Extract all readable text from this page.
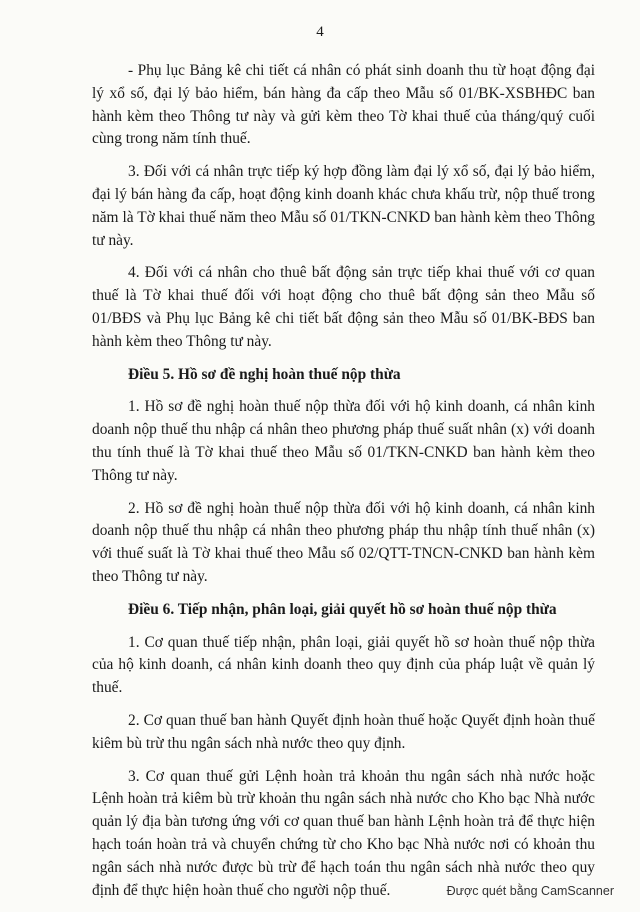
4

- Phụ lục Bảng kê chi tiết cá nhân có phát sinh doanh thu từ hoạt động đại lý xổ số, đại lý bảo hiểm, bán hàng đa cấp theo Mẫu số 01/BK-XSBHĐC ban hành kèm theo Thông tư này và gửi kèm theo Tờ khai thuế của tháng/quý cuối cùng trong năm tính thuế.

3. Đối với cá nhân trực tiếp ký hợp đồng làm đại lý xổ số, đại lý bảo hiểm, đại lý bán hàng đa cấp, hoạt động kinh doanh khác chưa khấu trừ, nộp thuế trong năm là Tờ khai thuế năm theo Mẫu số 01/TKN-CNKD ban hành kèm theo Thông tư này.

4. Đối với cá nhân cho thuê bất động sản trực tiếp khai thuế với cơ quan thuế là Tờ khai thuế đối với hoạt động cho thuê bất động sản theo Mẫu số 01/BĐS và Phụ lục Bảng kê chi tiết bất động sản theo Mẫu số 01/BK-BĐS ban hành kèm theo Thông tư này.

Điều 5. Hồ sơ đề nghị hoàn thuế nộp thừa

1. Hồ sơ đề nghị hoàn thuế nộp thừa đối với hộ kinh doanh, cá nhân kinh doanh nộp thuế thu nhập cá nhân theo phương pháp thuế suất nhân (x) với doanh thu tính thuế là Tờ khai thuế theo Mẫu số 01/TKN-CNKD ban hành kèm theo Thông tư này.

2. Hồ sơ đề nghị hoàn thuế nộp thừa đối với hộ kinh doanh, cá nhân kinh doanh nộp thuế thu nhập cá nhân theo phương pháp thu nhập tính thuế nhân (x) với thuế suất là Tờ khai thuế theo Mẫu số 02/QTT-TNCN-CNKD ban hành kèm theo Thông tư này.

Điều 6. Tiếp nhận, phân loại, giải quyết hồ sơ hoàn thuế nộp thừa

1. Cơ quan thuế tiếp nhận, phân loại, giải quyết hồ sơ hoàn thuế nộp thừa của hộ kinh doanh, cá nhân kinh doanh theo quy định của pháp luật về quản lý thuế.

2. Cơ quan thuế ban hành Quyết định hoàn thuế hoặc Quyết định hoàn thuế kiêm bù trừ thu ngân sách nhà nước theo quy định.

3. Cơ quan thuế gửi Lệnh hoàn trả khoản thu ngân sách nhà nước hoặc Lệnh hoàn trả kiêm bù trừ khoản thu ngân sách nhà nước cho Kho bạc Nhà nước quản lý địa bàn tương ứng với cơ quan thuế ban hành Lệnh hoàn trả để thực hiện hạch toán hoàn trả và chuyển chứng từ cho Kho bạc Nhà nước nơi có khoản thu ngân sách nhà nước được bù trừ để hạch toán thu ngân sách nhà nước theo quy định để thực hiện hoàn thuế cho người nộp thuế.	Được quét bằng CamScanner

══════════

**What to work on**
Only lines with the word "giải" should be collected from the material.

**Finished answer**
Điều 6. Tiếp nhận, phân loại, giải quyết hồ sơ hoàn thuế nộp thừa
1. Cơ quan thuế tiếp nhận, phân loại, giải quyết hồ sơ hoàn thuế nộp thừa của hộ kinh doanh, cá nhân kinh doanh theo quy định của pháp luật về quản lý thuế.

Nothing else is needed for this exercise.